WHAT YOU WILL DO:
Without the images, write out all of the following entries exactly.
=-=-=-=-=
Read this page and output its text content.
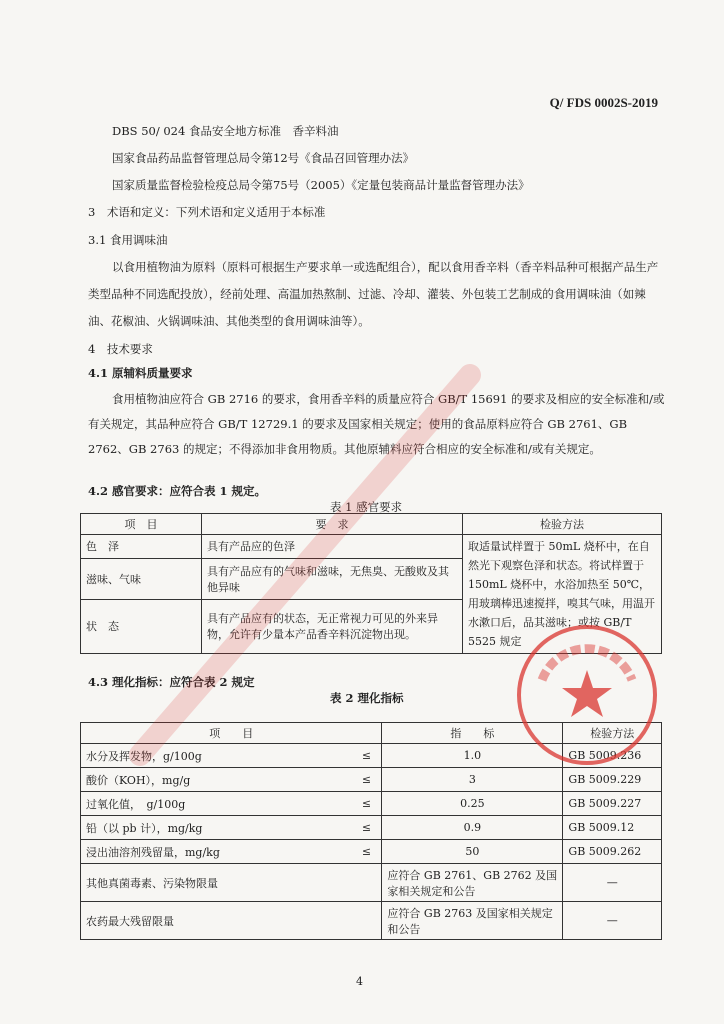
Q/ FDS 0002S-2019
DBS 50/ 024 食品安全地方标准　香辛料油
国家食品药品监督管理总局令第12号《食品召回管理办法》
国家质量监督检验检疫总局令第75号（2005）《定量包装商品计量监督管理办法》
3　术语和定义：下列术语和定义适用于本标准
3.1 食用调味油
以食用植物油为原料（原料可根据生产要求单一或选配组合），配以食用香辛料（香辛料品种可根据产品生产类型品种不同选配投放），经前处理、高温加热熬制、过滤、冷却、灌装、外包装工艺制成的食用调味油（如辣油、花椒油、火锅调味油、其他类型的食用调味油等）。
4　技术要求
4.1 原辅料质量要求
食用植物油应符合 GB 2716 的要求，食用香辛料的质量应符合 GB/T 15691 的要求及相应的安全标准和/或有关规定，其品种应符合 GB/T 12729.1 的要求及国家相关规定；使用的食品原料应符合 GB 2761、GB 2762、GB 2763 的规定；不得添加非食用物质。其他原辅料应符合相应的安全标准和/或有关规定。
4.2 感官要求：应符合表 1 规定。
表 1 感官要求
项　目	要　求	检验方法
色　泽	具有产品应的色泽	取适量试样置于 50mL 烧杯中，在自然光下观察色泽和状态。将试样置于 150mL 烧杯中，水浴加热至 50℃，用玻璃棒迅速搅拌，嗅其气味，用温开水漱口后，品其滋味；或按 GB/T 5525 规定
滋味、气味	具有产品应有的气味和滋味，无焦臭、无酸败及其他异味	
状　态	具有产品应有的状态，无正常视力可见的外来异物，允许有少量本产品香辛料沉淀物出现。	
4.3 理化指标：应符合表 2 规定
表 2 理化指标
项　　目		指　　标	检验方法
水分及挥发物，g/100g	≤	1.0	GB 5009.236
酸价（KOH），mg/g	≤	3	GB 5009.229
过氧化值，　g/100g	≤	0.25	GB 5009.227
铅（以 pb 计），mg/kg	≤	0.9	GB 5009.12
浸出油溶剂残留量，mg/kg	≤	50	GB 5009.262
其他真菌毒素、污染物限量		应符合 GB 2761、GB 2762 及国家相关规定和公告	—
农药最大残留限量		应符合 GB 2763 及国家相关规定和公告	—
4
=-=-=-=-=
WRITTEN REPLY:
Read this page and output its text content.
Q/ FDS 0002S-2019
DBS 50/ 024 食品安全地方标准　香辛料油
国家食品药品监督管理总局令第12号《食品召回管理办法》
国家质量监督检验检疫总局令第75号（2005）《定量包装商品计量监督管理办法》
3　术语和定义：下列术语和定义适用于本标准
3.1 食用调味油
以食用植物油为原料（原料可根据生产要求单一或选配组合），配以食用香辛料（香辛料品种可根据产品生产类型品种不同选配投放），经前处理、高温加热熬制、过滤、冷却、灌装、外包装工艺制成的食用调味油（如辣油、花椒油、火锅调味油、其他类型的食用调味油等）。
4　技术要求
4.1 原辅料质量要求
食用植物油应符合 GB 2716 的要求，食用香辛料的质量应符合 GB/T 15691 的要求及相应的安全标准和/或有关规定，其品种应符合 GB/T 12729.1 的要求及国家相关规定；使用的食品原料应符合 GB 2761、GB 2762、GB 2763 的规定；不得添加非食用物质。其他原辅料应符合相应的安全标准和/或有关规定。
4.2 感官要求：应符合表 1 规定。
表 1 感官要求
项　目	要　求	检验方法
色　泽	具有产品应的色泽	取适量试样置于 50mL 烧杯中，在自然光下观察色泽和状态。将试样置于 150mL 烧杯中，水浴加热至 50℃，用玻璃棒迅速搅拌，嗅其气味，用温开水漱口后，品其滋味；或按 GB/T 5525 规定
滋味、气味	具有产品应有的气味和滋味，无焦臭、无酸败及其他异味	
状　态	具有产品应有的状态，无正常视力可见的外来异物，允许有少量本产品香辛料沉淀物出现。	
4.3 理化指标：应符合表 2 规定
表 2 理化指标
项　　目		指　　标	检验方法
水分及挥发物，g/100g	≤	1.0	GB 5009.236
酸价（KOH），mg/g	≤	3	GB 5009.229
过氧化值，　g/100g	≤	0.25	GB 5009.227
铅（以 pb 计），mg/kg	≤	0.9	GB 5009.12
浸出油溶剂残留量，mg/kg	≤	50	GB 5009.262
其他真菌毒素、污染物限量		应符合 GB 2761、GB 2762 及国家相关规定和公告	—
农药最大残留限量		应符合 GB 2763 及国家相关规定和公告	—
4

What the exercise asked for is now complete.